# Set problem:
Copy every entry word for word. Skip the pictures.

Stored data:
----

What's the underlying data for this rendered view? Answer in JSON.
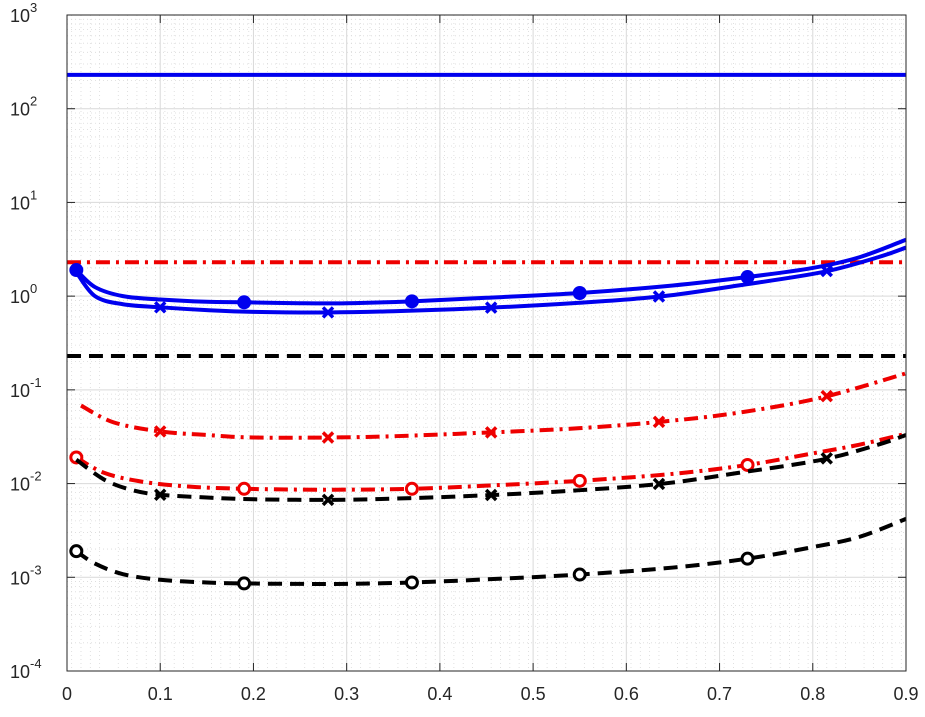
{
  "chart_data": {
    "type": "line",
    "title": "",
    "xlabel": "",
    "ylabel": "",
    "xlim": [
      0,
      0.9
    ],
    "ylim": [
      0.0001,
      1000
    ],
    "yscale": "log",
    "grid": true,
    "minor_grid": true,
    "x_ticks": [
      "0",
      "0.1",
      "0.2",
      "0.3",
      "0.4",
      "0.5",
      "0.6",
      "0.7",
      "0.8",
      "0.9"
    ],
    "y_ticks": [
      {
        "base": "10",
        "exp": "-4"
      },
      {
        "base": "10",
        "exp": "-3"
      },
      {
        "base": "10",
        "exp": "-2"
      },
      {
        "base": "10",
        "exp": "-1"
      },
      {
        "base": "10",
        "exp": "0"
      },
      {
        "base": "10",
        "exp": "1"
      },
      {
        "base": "10",
        "exp": "2"
      },
      {
        "base": "10",
        "exp": "3"
      }
    ],
    "colors": {
      "blue": "#0000ee",
      "red": "#ee0000",
      "black": "#000000",
      "grid": "#d9d9d9"
    },
    "series": [
      {
        "color": "blue",
        "style": "solid",
        "marker": "none",
        "x": [
          0,
          0.9
        ],
        "y": [
          230,
          230
        ]
      },
      {
        "color": "red",
        "style": "dashdot",
        "marker": "none",
        "x": [
          0,
          0.9
        ],
        "y": [
          2.3,
          2.3
        ]
      },
      {
        "color": "black",
        "style": "dashed",
        "marker": "none",
        "x": [
          0,
          0.9
        ],
        "y": [
          0.23,
          0.23
        ]
      },
      {
        "color": "blue",
        "style": "solid",
        "marker": "circle-filled",
        "x": [
          0.01,
          0.03,
          0.06,
          0.1,
          0.15,
          0.19,
          0.25,
          0.3,
          0.37,
          0.45,
          0.55,
          0.65,
          0.73,
          0.8,
          0.85,
          0.9
        ],
        "y": [
          1.9,
          1.25,
          1.0,
          0.92,
          0.87,
          0.86,
          0.84,
          0.84,
          0.88,
          0.96,
          1.08,
          1.3,
          1.6,
          2.0,
          2.6,
          4.0
        ],
        "markers_x": [
          0.01,
          0.19,
          0.37,
          0.55,
          0.73
        ]
      },
      {
        "color": "blue",
        "style": "solid",
        "marker": "x",
        "x": [
          0.01,
          0.03,
          0.06,
          0.1,
          0.15,
          0.2,
          0.28,
          0.35,
          0.45,
          0.55,
          0.64,
          0.72,
          0.81,
          0.87,
          0.9
        ],
        "y": [
          1.8,
          1.0,
          0.82,
          0.76,
          0.71,
          0.68,
          0.67,
          0.69,
          0.75,
          0.85,
          1.0,
          1.3,
          1.8,
          2.6,
          3.3
        ],
        "markers_x": [
          0.1,
          0.28,
          0.455,
          0.635,
          0.815
        ]
      },
      {
        "color": "red",
        "style": "dashdot",
        "marker": "x",
        "x": [
          0.015,
          0.05,
          0.1,
          0.15,
          0.2,
          0.28,
          0.35,
          0.45,
          0.55,
          0.64,
          0.72,
          0.81,
          0.9
        ],
        "y": [
          0.068,
          0.045,
          0.036,
          0.033,
          0.031,
          0.031,
          0.032,
          0.035,
          0.039,
          0.046,
          0.057,
          0.083,
          0.15
        ],
        "markers_x": [
          0.1,
          0.28,
          0.455,
          0.635,
          0.815
        ]
      },
      {
        "color": "red",
        "style": "dashdot",
        "marker": "circle-open",
        "x": [
          0.01,
          0.04,
          0.08,
          0.13,
          0.19,
          0.28,
          0.37,
          0.45,
          0.55,
          0.65,
          0.73,
          0.8,
          0.85,
          0.9
        ],
        "y": [
          0.019,
          0.013,
          0.0105,
          0.0093,
          0.0088,
          0.0086,
          0.0088,
          0.0095,
          0.0107,
          0.0127,
          0.0158,
          0.021,
          0.026,
          0.034
        ],
        "markers_x": [
          0.01,
          0.19,
          0.37,
          0.55,
          0.73
        ]
      },
      {
        "color": "black",
        "style": "dashed",
        "marker": "x",
        "x": [
          0.01,
          0.04,
          0.07,
          0.1,
          0.15,
          0.2,
          0.28,
          0.35,
          0.45,
          0.55,
          0.64,
          0.72,
          0.81,
          0.87,
          0.9
        ],
        "y": [
          0.018,
          0.011,
          0.0085,
          0.0076,
          0.0071,
          0.0068,
          0.0067,
          0.0069,
          0.0075,
          0.0085,
          0.01,
          0.013,
          0.018,
          0.026,
          0.033
        ],
        "markers_x": [
          0.1,
          0.28,
          0.455,
          0.635,
          0.815
        ]
      },
      {
        "color": "black",
        "style": "dashed",
        "marker": "circle-open",
        "x": [
          0.01,
          0.03,
          0.06,
          0.1,
          0.15,
          0.19,
          0.25,
          0.3,
          0.37,
          0.45,
          0.55,
          0.65,
          0.73,
          0.8,
          0.85,
          0.9
        ],
        "y": [
          0.0019,
          0.0014,
          0.00108,
          0.00094,
          0.00088,
          0.00086,
          0.00085,
          0.00085,
          0.00088,
          0.00095,
          0.00107,
          0.00127,
          0.00158,
          0.0021,
          0.0027,
          0.0042
        ],
        "markers_x": [
          0.01,
          0.19,
          0.37,
          0.55,
          0.73
        ]
      }
    ]
  }
}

----

# Answer to this exercise:
What's the underlying data for this rendered view? Answer in JSON.
{
  "chart_data": {
    "type": "line",
    "title": "",
    "xlabel": "",
    "ylabel": "",
    "xlim": [
      0,
      0.9
    ],
    "ylim": [
      0.0001,
      1000
    ],
    "yscale": "log",
    "grid": true,
    "minor_grid": true,
    "x_ticks": [
      "0",
      "0.1",
      "0.2",
      "0.3",
      "0.4",
      "0.5",
      "0.6",
      "0.7",
      "0.8",
      "0.9"
    ],
    "y_ticks": [
      {
        "base": "10",
        "exp": "-4"
      },
      {
        "base": "10",
        "exp": "-3"
      },
      {
        "base": "10",
        "exp": "-2"
      },
      {
        "base": "10",
        "exp": "-1"
      },
      {
        "base": "10",
        "exp": "0"
      },
      {
        "base": "10",
        "exp": "1"
      },
      {
        "base": "10",
        "exp": "2"
      },
      {
        "base": "10",
        "exp": "3"
      }
    ],
    "colors": {
      "blue": "#0000ee",
      "red": "#ee0000",
      "black": "#000000",
      "grid": "#d9d9d9"
    },
    "series": [
      {
        "color": "blue",
        "style": "solid",
        "marker": "none",
        "x": [
          0,
          0.9
        ],
        "y": [
          230,
          230
        ]
      },
      {
        "color": "red",
        "style": "dashdot",
        "marker": "none",
        "x": [
          0,
          0.9
        ],
        "y": [
          2.3,
          2.3
        ]
      },
      {
        "color": "black",
        "style": "dashed",
        "marker": "none",
        "x": [
          0,
          0.9
        ],
        "y": [
          0.23,
          0.23
        ]
      },
      {
        "color": "blue",
        "style": "solid",
        "marker": "circle-filled",
        "x": [
          0.01,
          0.03,
          0.06,
          0.1,
          0.15,
          0.19,
          0.25,
          0.3,
          0.37,
          0.45,
          0.55,
          0.65,
          0.73,
          0.8,
          0.85,
          0.9
        ],
        "y": [
          1.9,
          1.25,
          1.0,
          0.92,
          0.87,
          0.86,
          0.84,
          0.84,
          0.88,
          0.96,
          1.08,
          1.3,
          1.6,
          2.0,
          2.6,
          4.0
        ],
        "markers_x": [
          0.01,
          0.19,
          0.37,
          0.55,
          0.73
        ]
      },
      {
        "color": "blue",
        "style": "solid",
        "marker": "x",
        "x": [
          0.01,
          0.03,
          0.06,
          0.1,
          0.15,
          0.2,
          0.28,
          0.35,
          0.45,
          0.55,
          0.64,
          0.72,
          0.81,
          0.87,
          0.9
        ],
        "y": [
          1.8,
          1.0,
          0.82,
          0.76,
          0.71,
          0.68,
          0.67,
          0.69,
          0.75,
          0.85,
          1.0,
          1.3,
          1.8,
          2.6,
          3.3
        ],
        "markers_x": [
          0.1,
          0.28,
          0.455,
          0.635,
          0.815
        ]
      },
      {
        "color": "red",
        "style": "dashdot",
        "marker": "x",
        "x": [
          0.015,
          0.05,
          0.1,
          0.15,
          0.2,
          0.28,
          0.35,
          0.45,
          0.55,
          0.64,
          0.72,
          0.81,
          0.9
        ],
        "y": [
          0.068,
          0.045,
          0.036,
          0.033,
          0.031,
          0.031,
          0.032,
          0.035,
          0.039,
          0.046,
          0.057,
          0.083,
          0.15
        ],
        "markers_x": [
          0.1,
          0.28,
          0.455,
          0.635,
          0.815
        ]
      },
      {
        "color": "red",
        "style": "dashdot",
        "marker": "circle-open",
        "x": [
          0.01,
          0.04,
          0.08,
          0.13,
          0.19,
          0.28,
          0.37,
          0.45,
          0.55,
          0.65,
          0.73,
          0.8,
          0.85,
          0.9
        ],
        "y": [
          0.019,
          0.013,
          0.0105,
          0.0093,
          0.0088,
          0.0086,
          0.0088,
          0.0095,
          0.0107,
          0.0127,
          0.0158,
          0.021,
          0.026,
          0.034
        ],
        "markers_x": [
          0.01,
          0.19,
          0.37,
          0.55,
          0.73
        ]
      },
      {
        "color": "black",
        "style": "dashed",
        "marker": "x",
        "x": [
          0.01,
          0.04,
          0.07,
          0.1,
          0.15,
          0.2,
          0.28,
          0.35,
          0.45,
          0.55,
          0.64,
          0.72,
          0.81,
          0.87,
          0.9
        ],
        "y": [
          0.018,
          0.011,
          0.0085,
          0.0076,
          0.0071,
          0.0068,
          0.0067,
          0.0069,
          0.0075,
          0.0085,
          0.01,
          0.013,
          0.018,
          0.026,
          0.033
        ],
        "markers_x": [
          0.1,
          0.28,
          0.455,
          0.635,
          0.815
        ]
      },
      {
        "color": "black",
        "style": "dashed",
        "marker": "circle-open",
        "x": [
          0.01,
          0.03,
          0.06,
          0.1,
          0.15,
          0.19,
          0.25,
          0.3,
          0.37,
          0.45,
          0.55,
          0.65,
          0.73,
          0.8,
          0.85,
          0.9
        ],
        "y": [
          0.0019,
          0.0014,
          0.00108,
          0.00094,
          0.00088,
          0.00086,
          0.00085,
          0.00085,
          0.00088,
          0.00095,
          0.00107,
          0.00127,
          0.00158,
          0.0021,
          0.0027,
          0.0042
        ],
        "markers_x": [
          0.01,
          0.19,
          0.37,
          0.55,
          0.73
        ]
      }
    ]
  }
}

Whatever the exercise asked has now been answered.